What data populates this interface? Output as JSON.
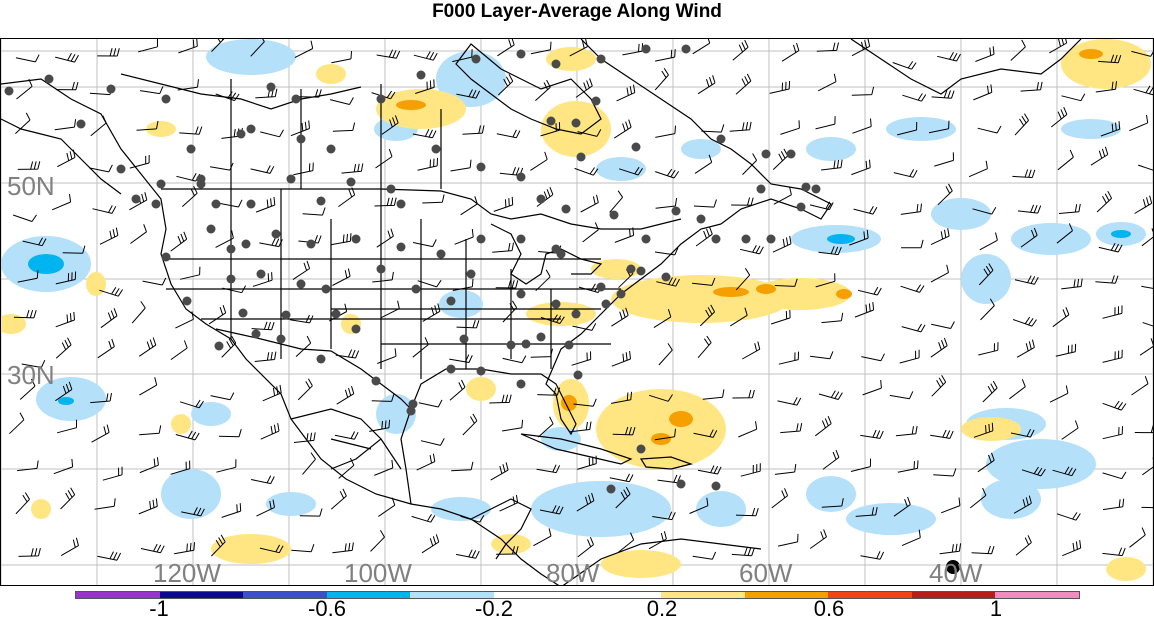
{
  "title": "F000 Layer-Average Along Wind",
  "map": {
    "lat_labels": [
      "50N",
      "30N"
    ],
    "lon_labels": [
      "120W",
      "100W",
      "80W",
      "60W",
      "40W"
    ],
    "gridline_color": "#c0c0c0",
    "label_color": "#808080"
  },
  "colorbar": {
    "colors": [
      "#9a32cd",
      "#0a0a8c",
      "#3c50c8",
      "#00b4f0",
      "#b4e0fa",
      "#ffffff",
      "#ffffff",
      "#ffe682",
      "#f5a000",
      "#f04614",
      "#b41e1e",
      "#f08cbe"
    ],
    "tick_labels": [
      "-1",
      "-0.6",
      "-0.2",
      "0.2",
      "0.6",
      "1"
    ]
  },
  "legend_colors": {
    "blue_light": "#b4e0fa",
    "blue": "#00b4f0",
    "yellow": "#ffe682",
    "orange": "#f5a000",
    "dot": "#4a4a4a"
  }
}
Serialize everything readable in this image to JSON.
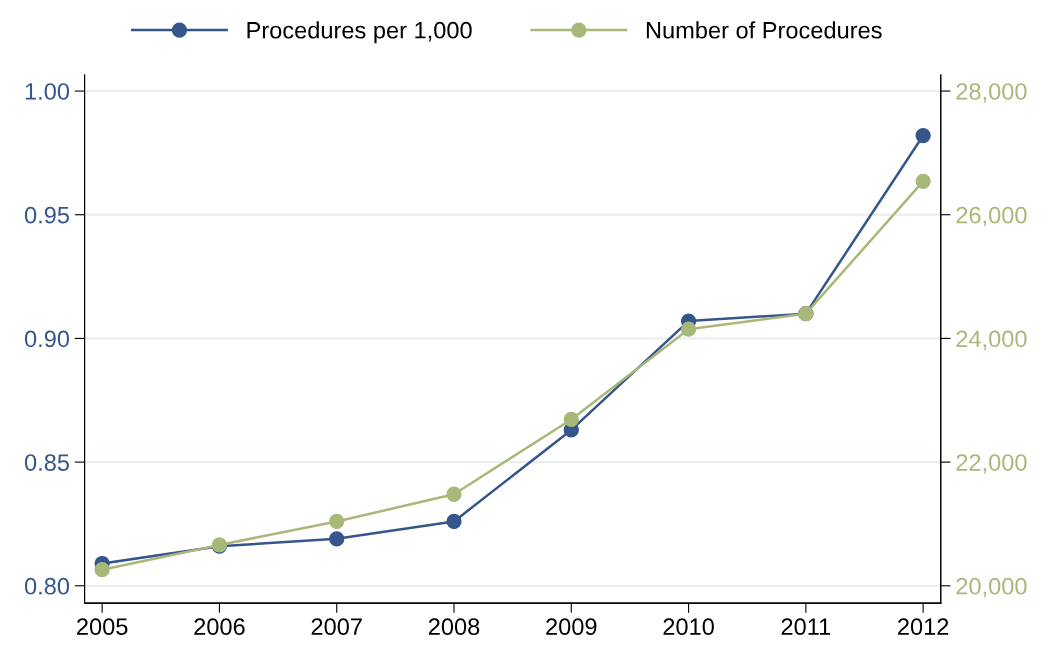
{
  "chart_data": {
    "type": "line",
    "x": [
      2005,
      2006,
      2007,
      2008,
      2009,
      2010,
      2011,
      2012
    ],
    "series": [
      {
        "name": "Procedures per 1,000",
        "color": "#34568b",
        "values": [
          0.809,
          0.816,
          0.819,
          0.826,
          0.863,
          0.907,
          0.91,
          0.982
        ]
      },
      {
        "name": "Number of Procedures",
        "color": "#a8b878",
        "axis": "y2",
        "values": [
          20260,
          20660,
          21040,
          21480,
          22690,
          24150,
          24400,
          26540
        ]
      }
    ],
    "xlim": [
      2004.85,
      2012.15
    ],
    "xticks": [
      2005,
      2006,
      2007,
      2008,
      2009,
      2010,
      2011,
      2012
    ],
    "ylim": [
      0.793,
      1.0065
    ],
    "yticks": [
      {
        "value": 0.8,
        "label": "0.80"
      },
      {
        "value": 0.85,
        "label": "0.85"
      },
      {
        "value": 0.9,
        "label": "0.90"
      },
      {
        "value": 0.95,
        "label": "0.95"
      },
      {
        "value": 1.0,
        "label": "1.00"
      }
    ],
    "y2lim": [
      19720,
      28260
    ],
    "y2ticks": [
      {
        "value": 20000,
        "label": "20,000"
      },
      {
        "value": 22000,
        "label": "22,000"
      },
      {
        "value": 24000,
        "label": "24,000"
      },
      {
        "value": 26000,
        "label": "26,000"
      },
      {
        "value": 28000,
        "label": "28,000"
      }
    ],
    "grid": "y",
    "legend": "top",
    "marker": "circle",
    "line_style": "solid"
  }
}
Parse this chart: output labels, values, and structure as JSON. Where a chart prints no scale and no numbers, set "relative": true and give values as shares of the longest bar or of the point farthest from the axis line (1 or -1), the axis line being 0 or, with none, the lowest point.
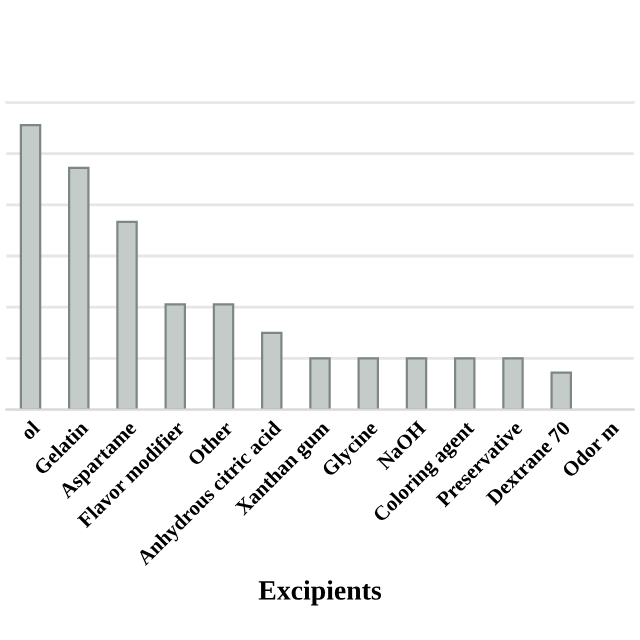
{
  "chart_data": {
    "type": "bar",
    "xlabel": "Excipients",
    "categories": [
      "ol",
      "Gelatin",
      "Aspartame",
      "Flavor modifier",
      "Other",
      "Anhydrous citric acid",
      "Xanthan gum",
      "Glycine",
      "NaOH",
      "Coloring agent",
      "Preservative",
      "Dextrane 70",
      "Odor m"
    ],
    "values": [
      1,
      0.85,
      0.66,
      0.37,
      0.37,
      0.27,
      0.18,
      0.18,
      0.18,
      0.18,
      0.18,
      0.13,
      null
    ],
    "color": "#c5cbc9",
    "relative": true,
    "grid": "y"
  }
}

• **REQUIRED WORK**
All records must be output exactly as they are, except for the pictures, which are left out.

• **REPLY**
What data populates this interface? Output as JSON.
{
  "title": "F000 Layer-Average Along Wind",
  "map": {
    "lat_labels": [
      "50N",
      "30N"
    ],
    "lon_labels": [
      "120W",
      "100W",
      "80W",
      "60W",
      "40W"
    ],
    "gridline_color": "#c0c0c0",
    "label_color": "#808080"
  },
  "colorbar": {
    "colors": [
      "#9a32cd",
      "#0a0a8c",
      "#3c50c8",
      "#00b4f0",
      "#b4e0fa",
      "#ffffff",
      "#ffffff",
      "#ffe682",
      "#f5a000",
      "#f04614",
      "#b41e1e",
      "#f08cbe"
    ],
    "tick_labels": [
      "-1",
      "-0.6",
      "-0.2",
      "0.2",
      "0.6",
      "1"
    ]
  },
  "legend_colors": {
    "blue_light": "#b4e0fa",
    "blue": "#00b4f0",
    "yellow": "#ffe682",
    "orange": "#f5a000",
    "dot": "#4a4a4a"
  }
}
Serialize everything readable in this image to JSON.
{
  "chart_data": {
    "type": "line",
    "x": [
      2005,
      2006,
      2007,
      2008,
      2009,
      2010,
      2011,
      2012
    ],
    "series": [
      {
        "name": "Procedures per 1,000",
        "color": "#34568b",
        "values": [
          0.809,
          0.816,
          0.819,
          0.826,
          0.863,
          0.907,
          0.91,
          0.982
        ]
      },
      {
        "name": "Number of Procedures",
        "color": "#a8b878",
        "axis": "y2",
        "values": [
          20260,
          20660,
          21040,
          21480,
          22690,
          24150,
          24400,
          26540
        ]
      }
    ],
    "xlim": [
      2004.85,
      2012.15
    ],
    "xticks": [
      2005,
      2006,
      2007,
      2008,
      2009,
      2010,
      2011,
      2012
    ],
    "ylim": [
      0.793,
      1.0065
    ],
    "yticks": [
      {
        "value": 0.8,
        "label": "0.80"
      },
      {
        "value": 0.85,
        "label": "0.85"
      },
      {
        "value": 0.9,
        "label": "0.90"
      },
      {
        "value": 0.95,
        "label": "0.95"
      },
      {
        "value": 1.0,
        "label": "1.00"
      }
    ],
    "y2lim": [
      19720,
      28260
    ],
    "y2ticks": [
      {
        "value": 20000,
        "label": "20,000"
      },
      {
        "value": 22000,
        "label": "22,000"
      },
      {
        "value": 24000,
        "label": "24,000"
      },
      {
        "value": 26000,
        "label": "26,000"
      },
      {
        "value": 28000,
        "label": "28,000"
      }
    ],
    "grid": "y",
    "legend": "top",
    "marker": "circle",
    "line_style": "solid"
  }
}
Parse this chart: output labels, values, and structure as JSON. Where a chart prints no scale and no numbers, set "relative": true and give values as shares of the longest bar or of the point farthest from the axis line (1 or -1), the axis line being 0 or, with none, the lowest point.
{
  "chart_data": {
    "type": "bar",
    "xlabel": "Excipients",
    "categories": [
      "ol",
      "Gelatin",
      "Aspartame",
      "Flavor modifier",
      "Other",
      "Anhydrous citric acid",
      "Xanthan gum",
      "Glycine",
      "NaOH",
      "Coloring agent",
      "Preservative",
      "Dextrane 70",
      "Odor m"
    ],
    "values": [
      1,
      0.85,
      0.66,
      0.37,
      0.37,
      0.27,
      0.18,
      0.18,
      0.18,
      0.18,
      0.18,
      0.13,
      null
    ],
    "color": "#c5cbc9",
    "relative": true,
    "grid": "y"
  }
}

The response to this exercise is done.